======== Available data ========

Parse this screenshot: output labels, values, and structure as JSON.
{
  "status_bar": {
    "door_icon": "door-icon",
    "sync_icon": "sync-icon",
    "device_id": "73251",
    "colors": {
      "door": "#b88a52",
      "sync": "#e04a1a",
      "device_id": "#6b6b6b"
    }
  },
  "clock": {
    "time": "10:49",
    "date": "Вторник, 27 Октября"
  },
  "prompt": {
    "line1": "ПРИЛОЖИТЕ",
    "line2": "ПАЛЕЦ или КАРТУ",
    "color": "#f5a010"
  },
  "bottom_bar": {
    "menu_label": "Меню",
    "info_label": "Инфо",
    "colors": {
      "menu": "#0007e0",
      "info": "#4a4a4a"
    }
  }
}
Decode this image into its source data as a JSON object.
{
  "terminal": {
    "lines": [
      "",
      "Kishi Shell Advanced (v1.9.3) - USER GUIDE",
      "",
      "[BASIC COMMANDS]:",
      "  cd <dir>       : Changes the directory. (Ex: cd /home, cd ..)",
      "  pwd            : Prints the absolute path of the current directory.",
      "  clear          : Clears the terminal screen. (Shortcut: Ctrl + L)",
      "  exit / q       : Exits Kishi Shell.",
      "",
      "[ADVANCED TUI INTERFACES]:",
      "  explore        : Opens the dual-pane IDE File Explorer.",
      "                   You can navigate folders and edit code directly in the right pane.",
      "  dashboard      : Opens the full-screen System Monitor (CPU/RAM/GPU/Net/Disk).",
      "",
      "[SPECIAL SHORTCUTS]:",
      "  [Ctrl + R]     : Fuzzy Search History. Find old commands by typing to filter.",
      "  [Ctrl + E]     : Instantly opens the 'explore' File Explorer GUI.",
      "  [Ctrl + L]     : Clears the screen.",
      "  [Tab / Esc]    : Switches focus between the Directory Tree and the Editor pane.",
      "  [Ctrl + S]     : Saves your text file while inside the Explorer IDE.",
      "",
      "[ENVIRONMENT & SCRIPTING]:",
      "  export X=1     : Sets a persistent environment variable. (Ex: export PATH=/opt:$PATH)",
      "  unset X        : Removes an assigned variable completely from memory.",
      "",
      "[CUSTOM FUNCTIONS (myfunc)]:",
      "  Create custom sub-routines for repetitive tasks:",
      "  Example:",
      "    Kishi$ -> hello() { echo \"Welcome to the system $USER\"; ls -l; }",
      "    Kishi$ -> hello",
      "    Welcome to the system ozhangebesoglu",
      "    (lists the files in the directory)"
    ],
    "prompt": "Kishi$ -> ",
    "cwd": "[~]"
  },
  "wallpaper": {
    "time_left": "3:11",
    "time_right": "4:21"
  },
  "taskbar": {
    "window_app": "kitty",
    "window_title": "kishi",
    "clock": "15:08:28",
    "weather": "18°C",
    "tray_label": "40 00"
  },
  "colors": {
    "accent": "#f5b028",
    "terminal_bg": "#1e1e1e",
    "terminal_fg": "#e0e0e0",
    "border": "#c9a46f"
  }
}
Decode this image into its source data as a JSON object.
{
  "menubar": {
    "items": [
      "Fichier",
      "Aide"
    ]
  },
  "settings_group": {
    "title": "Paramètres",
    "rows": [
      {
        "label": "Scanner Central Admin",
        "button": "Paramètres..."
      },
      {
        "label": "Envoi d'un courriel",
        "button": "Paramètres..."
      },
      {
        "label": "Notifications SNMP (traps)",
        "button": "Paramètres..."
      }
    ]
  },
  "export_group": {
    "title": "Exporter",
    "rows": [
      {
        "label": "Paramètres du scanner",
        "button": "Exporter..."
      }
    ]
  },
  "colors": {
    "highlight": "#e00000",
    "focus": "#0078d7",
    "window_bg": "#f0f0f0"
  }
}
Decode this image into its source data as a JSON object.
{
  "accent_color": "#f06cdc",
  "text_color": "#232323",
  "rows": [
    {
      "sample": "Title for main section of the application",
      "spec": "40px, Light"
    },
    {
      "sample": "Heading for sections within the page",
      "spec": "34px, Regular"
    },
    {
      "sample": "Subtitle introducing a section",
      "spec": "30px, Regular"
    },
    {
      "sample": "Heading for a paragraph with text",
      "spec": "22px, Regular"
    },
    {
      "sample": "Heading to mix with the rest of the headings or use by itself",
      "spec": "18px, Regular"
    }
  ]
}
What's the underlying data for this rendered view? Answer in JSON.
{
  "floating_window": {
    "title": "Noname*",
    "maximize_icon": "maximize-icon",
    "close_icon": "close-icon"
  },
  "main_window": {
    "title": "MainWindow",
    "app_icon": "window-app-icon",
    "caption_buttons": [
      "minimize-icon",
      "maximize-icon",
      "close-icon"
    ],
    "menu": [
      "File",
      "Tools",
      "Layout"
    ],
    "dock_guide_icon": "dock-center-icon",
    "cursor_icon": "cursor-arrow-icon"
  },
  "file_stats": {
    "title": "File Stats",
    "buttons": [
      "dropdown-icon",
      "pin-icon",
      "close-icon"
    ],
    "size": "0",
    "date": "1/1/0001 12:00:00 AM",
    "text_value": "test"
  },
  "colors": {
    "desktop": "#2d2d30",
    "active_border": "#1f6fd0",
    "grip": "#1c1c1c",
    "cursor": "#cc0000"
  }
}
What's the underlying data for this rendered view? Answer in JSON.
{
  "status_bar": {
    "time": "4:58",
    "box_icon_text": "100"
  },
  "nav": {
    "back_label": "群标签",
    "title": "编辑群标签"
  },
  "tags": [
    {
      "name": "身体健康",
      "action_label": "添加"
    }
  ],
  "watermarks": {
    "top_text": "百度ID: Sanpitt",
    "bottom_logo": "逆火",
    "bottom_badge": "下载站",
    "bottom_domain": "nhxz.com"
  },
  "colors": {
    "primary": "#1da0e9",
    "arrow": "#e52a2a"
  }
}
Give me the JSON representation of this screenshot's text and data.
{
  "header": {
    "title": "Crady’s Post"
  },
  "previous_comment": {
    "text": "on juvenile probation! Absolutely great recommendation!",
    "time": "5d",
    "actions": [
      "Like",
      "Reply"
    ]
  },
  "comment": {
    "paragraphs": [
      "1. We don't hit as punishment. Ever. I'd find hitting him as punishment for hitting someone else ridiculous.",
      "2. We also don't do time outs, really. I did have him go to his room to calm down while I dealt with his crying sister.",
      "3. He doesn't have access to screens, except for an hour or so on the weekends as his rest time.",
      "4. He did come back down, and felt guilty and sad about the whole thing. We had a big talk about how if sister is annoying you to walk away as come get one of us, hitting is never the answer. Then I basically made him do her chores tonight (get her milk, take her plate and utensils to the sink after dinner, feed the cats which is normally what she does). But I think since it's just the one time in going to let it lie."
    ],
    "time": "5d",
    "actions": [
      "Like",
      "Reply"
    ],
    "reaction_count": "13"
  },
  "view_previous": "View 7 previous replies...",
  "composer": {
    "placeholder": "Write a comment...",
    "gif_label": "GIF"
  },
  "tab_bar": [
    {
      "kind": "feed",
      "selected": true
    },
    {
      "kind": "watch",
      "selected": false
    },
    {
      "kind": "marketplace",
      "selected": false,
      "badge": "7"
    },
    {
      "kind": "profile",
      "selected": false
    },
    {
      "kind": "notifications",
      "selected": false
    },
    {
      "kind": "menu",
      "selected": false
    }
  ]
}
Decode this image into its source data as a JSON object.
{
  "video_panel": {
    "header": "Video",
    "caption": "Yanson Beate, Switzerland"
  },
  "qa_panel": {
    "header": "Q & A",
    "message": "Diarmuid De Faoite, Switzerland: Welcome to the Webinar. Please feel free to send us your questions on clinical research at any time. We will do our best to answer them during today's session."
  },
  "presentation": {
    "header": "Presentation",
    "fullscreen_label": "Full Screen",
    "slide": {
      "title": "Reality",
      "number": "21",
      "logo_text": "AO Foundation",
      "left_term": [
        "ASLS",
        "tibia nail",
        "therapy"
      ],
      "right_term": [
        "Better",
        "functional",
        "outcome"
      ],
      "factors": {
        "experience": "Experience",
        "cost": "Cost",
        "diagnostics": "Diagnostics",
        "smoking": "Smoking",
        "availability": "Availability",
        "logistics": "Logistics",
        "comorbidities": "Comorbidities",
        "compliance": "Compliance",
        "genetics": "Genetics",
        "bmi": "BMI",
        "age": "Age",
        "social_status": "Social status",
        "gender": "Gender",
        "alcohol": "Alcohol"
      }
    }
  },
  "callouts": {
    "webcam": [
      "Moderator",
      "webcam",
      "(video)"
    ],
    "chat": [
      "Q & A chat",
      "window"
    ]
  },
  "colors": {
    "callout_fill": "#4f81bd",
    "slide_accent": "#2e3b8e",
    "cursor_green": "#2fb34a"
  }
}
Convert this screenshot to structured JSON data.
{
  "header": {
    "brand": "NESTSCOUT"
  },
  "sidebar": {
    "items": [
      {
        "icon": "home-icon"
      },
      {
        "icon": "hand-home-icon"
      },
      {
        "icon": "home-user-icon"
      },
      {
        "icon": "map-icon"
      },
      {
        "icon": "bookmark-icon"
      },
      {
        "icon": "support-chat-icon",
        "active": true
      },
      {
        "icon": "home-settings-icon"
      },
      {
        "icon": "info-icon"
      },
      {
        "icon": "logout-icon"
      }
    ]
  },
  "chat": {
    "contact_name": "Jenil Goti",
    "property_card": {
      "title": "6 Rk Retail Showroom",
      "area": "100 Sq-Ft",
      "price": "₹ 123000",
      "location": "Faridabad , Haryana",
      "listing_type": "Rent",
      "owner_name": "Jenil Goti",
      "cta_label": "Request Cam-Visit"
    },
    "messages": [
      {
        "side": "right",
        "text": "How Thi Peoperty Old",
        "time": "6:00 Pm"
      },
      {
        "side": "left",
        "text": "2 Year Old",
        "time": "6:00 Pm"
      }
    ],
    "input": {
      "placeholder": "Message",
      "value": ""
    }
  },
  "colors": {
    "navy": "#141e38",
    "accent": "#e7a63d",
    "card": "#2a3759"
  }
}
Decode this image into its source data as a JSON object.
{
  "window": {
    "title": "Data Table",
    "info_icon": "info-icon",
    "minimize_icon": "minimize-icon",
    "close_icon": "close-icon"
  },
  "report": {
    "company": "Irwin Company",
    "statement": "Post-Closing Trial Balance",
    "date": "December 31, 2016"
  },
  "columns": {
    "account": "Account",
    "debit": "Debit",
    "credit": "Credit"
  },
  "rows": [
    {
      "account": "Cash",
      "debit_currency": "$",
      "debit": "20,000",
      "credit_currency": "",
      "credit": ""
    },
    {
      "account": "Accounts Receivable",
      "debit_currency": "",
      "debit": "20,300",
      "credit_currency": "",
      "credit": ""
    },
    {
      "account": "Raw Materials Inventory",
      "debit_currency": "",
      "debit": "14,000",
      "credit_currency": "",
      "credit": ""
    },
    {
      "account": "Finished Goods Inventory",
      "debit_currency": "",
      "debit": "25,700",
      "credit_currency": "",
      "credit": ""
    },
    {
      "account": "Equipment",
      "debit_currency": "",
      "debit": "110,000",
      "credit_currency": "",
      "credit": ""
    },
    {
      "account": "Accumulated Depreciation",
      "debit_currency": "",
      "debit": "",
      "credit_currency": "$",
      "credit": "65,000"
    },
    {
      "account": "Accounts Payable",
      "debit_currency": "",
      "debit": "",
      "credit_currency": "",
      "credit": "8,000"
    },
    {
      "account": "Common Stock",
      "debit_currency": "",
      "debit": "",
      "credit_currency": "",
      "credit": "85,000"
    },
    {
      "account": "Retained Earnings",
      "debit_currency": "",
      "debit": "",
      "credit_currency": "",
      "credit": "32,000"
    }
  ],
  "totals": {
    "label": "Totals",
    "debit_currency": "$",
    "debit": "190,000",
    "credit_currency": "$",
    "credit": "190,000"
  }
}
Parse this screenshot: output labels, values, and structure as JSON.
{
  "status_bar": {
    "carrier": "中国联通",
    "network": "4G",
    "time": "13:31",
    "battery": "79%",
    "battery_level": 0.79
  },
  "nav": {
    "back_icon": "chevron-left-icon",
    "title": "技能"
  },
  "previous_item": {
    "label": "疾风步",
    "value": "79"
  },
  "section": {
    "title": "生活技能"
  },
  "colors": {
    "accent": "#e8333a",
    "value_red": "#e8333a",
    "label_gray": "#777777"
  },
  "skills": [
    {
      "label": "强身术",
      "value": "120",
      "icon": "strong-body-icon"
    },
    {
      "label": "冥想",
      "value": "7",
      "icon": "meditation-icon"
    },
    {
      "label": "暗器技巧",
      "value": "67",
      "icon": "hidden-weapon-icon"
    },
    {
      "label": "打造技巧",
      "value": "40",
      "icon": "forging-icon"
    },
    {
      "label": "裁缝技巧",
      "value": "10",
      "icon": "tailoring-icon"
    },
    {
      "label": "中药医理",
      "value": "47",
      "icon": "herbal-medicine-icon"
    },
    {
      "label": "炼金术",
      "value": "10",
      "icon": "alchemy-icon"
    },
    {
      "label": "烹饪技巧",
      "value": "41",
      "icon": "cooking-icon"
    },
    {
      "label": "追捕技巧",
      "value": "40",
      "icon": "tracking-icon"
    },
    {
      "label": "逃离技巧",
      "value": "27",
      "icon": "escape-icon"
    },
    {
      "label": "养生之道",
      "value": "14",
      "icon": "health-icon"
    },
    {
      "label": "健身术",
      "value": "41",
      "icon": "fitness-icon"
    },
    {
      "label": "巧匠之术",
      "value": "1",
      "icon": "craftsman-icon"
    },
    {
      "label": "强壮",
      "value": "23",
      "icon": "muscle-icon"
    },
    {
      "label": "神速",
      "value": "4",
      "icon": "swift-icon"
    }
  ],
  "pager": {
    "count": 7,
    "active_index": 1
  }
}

========

» **Given task**
Track down every line of the material containing the string "arrow", and copy it.

» **Exercise response**
    "cursor_icon": "cursor-arrow-icon"
    "arrow": "#e52a2a"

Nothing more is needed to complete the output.